** start of Dataset rows **
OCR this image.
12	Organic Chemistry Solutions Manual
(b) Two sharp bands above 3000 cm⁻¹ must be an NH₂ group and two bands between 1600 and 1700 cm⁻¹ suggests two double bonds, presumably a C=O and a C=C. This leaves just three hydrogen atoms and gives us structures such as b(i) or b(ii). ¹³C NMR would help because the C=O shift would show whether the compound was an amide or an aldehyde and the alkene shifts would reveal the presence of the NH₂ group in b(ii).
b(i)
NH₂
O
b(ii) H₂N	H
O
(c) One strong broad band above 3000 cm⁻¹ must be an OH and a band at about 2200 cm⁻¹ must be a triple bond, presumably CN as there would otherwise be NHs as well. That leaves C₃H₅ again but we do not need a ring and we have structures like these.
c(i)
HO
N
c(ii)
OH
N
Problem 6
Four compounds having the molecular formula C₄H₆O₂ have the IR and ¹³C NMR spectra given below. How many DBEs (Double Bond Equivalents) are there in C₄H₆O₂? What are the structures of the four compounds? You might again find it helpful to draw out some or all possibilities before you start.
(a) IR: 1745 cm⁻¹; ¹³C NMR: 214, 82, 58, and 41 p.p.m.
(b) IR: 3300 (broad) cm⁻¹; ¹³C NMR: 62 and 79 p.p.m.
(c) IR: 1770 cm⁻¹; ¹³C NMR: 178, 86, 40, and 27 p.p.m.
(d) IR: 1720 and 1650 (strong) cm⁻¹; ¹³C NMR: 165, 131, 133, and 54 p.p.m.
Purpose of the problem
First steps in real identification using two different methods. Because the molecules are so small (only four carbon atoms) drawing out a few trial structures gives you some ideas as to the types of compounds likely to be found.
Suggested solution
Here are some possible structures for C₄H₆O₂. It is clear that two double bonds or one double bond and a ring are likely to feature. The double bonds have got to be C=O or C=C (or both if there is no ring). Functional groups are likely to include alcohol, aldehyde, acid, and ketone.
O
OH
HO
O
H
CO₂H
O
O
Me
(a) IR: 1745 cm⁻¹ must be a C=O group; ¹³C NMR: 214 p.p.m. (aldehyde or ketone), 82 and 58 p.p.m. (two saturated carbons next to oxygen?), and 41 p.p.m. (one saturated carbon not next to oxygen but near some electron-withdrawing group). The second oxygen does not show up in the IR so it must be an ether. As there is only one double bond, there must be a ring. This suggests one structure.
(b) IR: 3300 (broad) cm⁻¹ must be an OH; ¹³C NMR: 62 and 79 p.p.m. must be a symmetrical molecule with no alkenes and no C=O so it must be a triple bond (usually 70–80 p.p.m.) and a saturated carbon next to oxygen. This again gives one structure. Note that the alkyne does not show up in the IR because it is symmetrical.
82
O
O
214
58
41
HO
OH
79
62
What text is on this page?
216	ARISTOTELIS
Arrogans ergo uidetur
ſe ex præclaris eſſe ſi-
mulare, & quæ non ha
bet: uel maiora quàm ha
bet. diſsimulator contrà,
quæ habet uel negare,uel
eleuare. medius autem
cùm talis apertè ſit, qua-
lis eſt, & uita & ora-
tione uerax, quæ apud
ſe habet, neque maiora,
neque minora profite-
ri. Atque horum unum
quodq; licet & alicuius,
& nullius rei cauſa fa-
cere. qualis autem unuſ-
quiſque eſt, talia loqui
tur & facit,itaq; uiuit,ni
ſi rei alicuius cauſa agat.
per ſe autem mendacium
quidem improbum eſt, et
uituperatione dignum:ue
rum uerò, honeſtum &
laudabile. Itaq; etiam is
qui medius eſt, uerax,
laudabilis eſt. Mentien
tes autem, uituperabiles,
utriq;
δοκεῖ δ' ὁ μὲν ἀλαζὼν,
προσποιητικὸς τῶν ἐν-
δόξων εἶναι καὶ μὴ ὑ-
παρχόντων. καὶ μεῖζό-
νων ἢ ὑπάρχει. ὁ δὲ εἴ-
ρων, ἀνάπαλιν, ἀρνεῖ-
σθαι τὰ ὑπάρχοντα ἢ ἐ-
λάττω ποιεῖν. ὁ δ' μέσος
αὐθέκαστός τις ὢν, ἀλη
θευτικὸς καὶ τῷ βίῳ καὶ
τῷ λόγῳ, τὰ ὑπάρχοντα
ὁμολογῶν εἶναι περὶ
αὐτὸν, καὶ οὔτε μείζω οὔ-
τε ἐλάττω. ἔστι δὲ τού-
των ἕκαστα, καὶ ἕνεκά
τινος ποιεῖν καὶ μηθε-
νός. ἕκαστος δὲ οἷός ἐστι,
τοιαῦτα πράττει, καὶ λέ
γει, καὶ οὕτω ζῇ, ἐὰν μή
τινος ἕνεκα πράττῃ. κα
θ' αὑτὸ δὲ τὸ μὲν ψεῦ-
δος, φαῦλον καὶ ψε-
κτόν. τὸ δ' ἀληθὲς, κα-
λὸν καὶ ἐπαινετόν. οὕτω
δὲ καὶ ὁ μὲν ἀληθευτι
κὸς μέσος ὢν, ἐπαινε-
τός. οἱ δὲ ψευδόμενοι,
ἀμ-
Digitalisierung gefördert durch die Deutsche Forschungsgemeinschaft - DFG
** end of Dataset rows **
**Problem:** Emit the full listing verbatim.

**Solution to the problem:**
OCR this image.
12	Organic Chemistry Solutions Manual
(b) Two sharp bands above 3000 cm⁻¹ must be an NH₂ group and two bands between 1600 and 1700 cm⁻¹ suggests two double bonds, presumably a C=O and a C=C. This leaves just three hydrogen atoms and gives us structures such as b(i) or b(ii). ¹³C NMR would help because the C=O shift would show whether the compound was an amide or an aldehyde and the alkene shifts would reveal the presence of the NH₂ group in b(ii).
b(i)
NH₂
O
b(ii) H₂N	H
O
(c) One strong broad band above 3000 cm⁻¹ must be an OH and a band at about 2200 cm⁻¹ must be a triple bond, presumably CN as there would otherwise be NHs as well. That leaves C₃H₅ again but we do not need a ring and we have structures like these.
c(i)
HO
N
c(ii)
OH
N
Problem 6
Four compounds having the molecular formula C₄H₆O₂ have the IR and ¹³C NMR spectra given below. How many DBEs (Double Bond Equivalents) are there in C₄H₆O₂? What are the structures of the four compounds? You might again find it helpful to draw out some or all possibilities before you start.
(a) IR: 1745 cm⁻¹; ¹³C NMR: 214, 82, 58, and 41 p.p.m.
(b) IR: 3300 (broad) cm⁻¹; ¹³C NMR: 62 and 79 p.p.m.
(c) IR: 1770 cm⁻¹; ¹³C NMR: 178, 86, 40, and 27 p.p.m.
(d) IR: 1720 and 1650 (strong) cm⁻¹; ¹³C NMR: 165, 131, 133, and 54 p.p.m.
Purpose of the problem
First steps in real identification using two different methods. Because the molecules are so small (only four carbon atoms) drawing out a few trial structures gives you some ideas as to the types of compounds likely to be found.
Suggested solution
Here are some possible structures for C₄H₆O₂. It is clear that two double bonds or one double bond and a ring are likely to feature. The double bonds have got to be C=O or C=C (or both if there is no ring). Functional groups are likely to include alcohol, aldehyde, acid, and ketone.
O
OH
HO
O
H
CO₂H
O
O
Me
(a) IR: 1745 cm⁻¹ must be a C=O group; ¹³C NMR: 214 p.p.m. (aldehyde or ketone), 82 and 58 p.p.m. (two saturated carbons next to oxygen?), and 41 p.p.m. (one saturated carbon not next to oxygen but near some electron-withdrawing group). The second oxygen does not show up in the IR so it must be an ether. As there is only one double bond, there must be a ring. This suggests one structure.
(b) IR: 3300 (broad) cm⁻¹ must be an OH; ¹³C NMR: 62 and 79 p.p.m. must be a symmetrical molecule with no alkenes and no C=O so it must be a triple bond (usually 70–80 p.p.m.) and a saturated carbon next to oxygen. This again gives one structure. Note that the alkyne does not show up in the IR because it is symmetrical.
82
O
O
214
58
41
HO
OH
79
62
What text is on this page?
216	ARISTOTELIS
Arrogans ergo uidetur
ſe ex præclaris eſſe ſi-
mulare, & quæ non ha
bet: uel maiora quàm ha
bet. diſsimulator contrà,
quæ habet uel negare,uel
eleuare. medius autem
cùm talis apertè ſit, qua-
lis eſt, & uita & ora-
tione uerax, quæ apud
ſe habet, neque maiora,
neque minora profite-
ri. Atque horum unum
quodq; licet & alicuius,
& nullius rei cauſa fa-
cere. qualis autem unuſ-
quiſque eſt, talia loqui
tur & facit,itaq; uiuit,ni
ſi rei alicuius cauſa agat.
per ſe autem mendacium
quidem improbum eſt, et
uituperatione dignum:ue
rum uerò, honeſtum &
laudabile. Itaq; etiam is
qui medius eſt, uerax,
laudabilis eſt. Mentien
tes autem, uituperabiles,
utriq;
δοκεῖ δ' ὁ μὲν ἀλαζὼν,
προσποιητικὸς τῶν ἐν-
δόξων εἶναι καὶ μὴ ὑ-
παρχόντων. καὶ μεῖζό-
νων ἢ ὑπάρχει. ὁ δὲ εἴ-
ρων, ἀνάπαλιν, ἀρνεῖ-
σθαι τὰ ὑπάρχοντα ἢ ἐ-
λάττω ποιεῖν. ὁ δ' μέσος
αὐθέκαστός τις ὢν, ἀλη
θευτικὸς καὶ τῷ βίῳ καὶ
τῷ λόγῳ, τὰ ὑπάρχοντα
ὁμολογῶν εἶναι περὶ
αὐτὸν, καὶ οὔτε μείζω οὔ-
τε ἐλάττω. ἔστι δὲ τού-
των ἕκαστα, καὶ ἕνεκά
τινος ποιεῖν καὶ μηθε-
νός. ἕκαστος δὲ οἷός ἐστι,
τοιαῦτα πράττει, καὶ λέ
γει, καὶ οὕτω ζῇ, ἐὰν μή
τινος ἕνεκα πράττῃ. κα
θ' αὑτὸ δὲ τὸ μὲν ψεῦ-
δος, φαῦλον καὶ ψε-
κτόν. τὸ δ' ἀληθὲς, κα-
λὸν καὶ ἐπαινετόν. οὕτω
δὲ καὶ ὁ μὲν ἀληθευτι
κὸς μέσος ὢν, ἐπαινε-
τός. οἱ δὲ ψευδόμενοι,
ἀμ-
Digitalisierung gefördert durch die Deutsche Forschungsgemeinschaft - DFG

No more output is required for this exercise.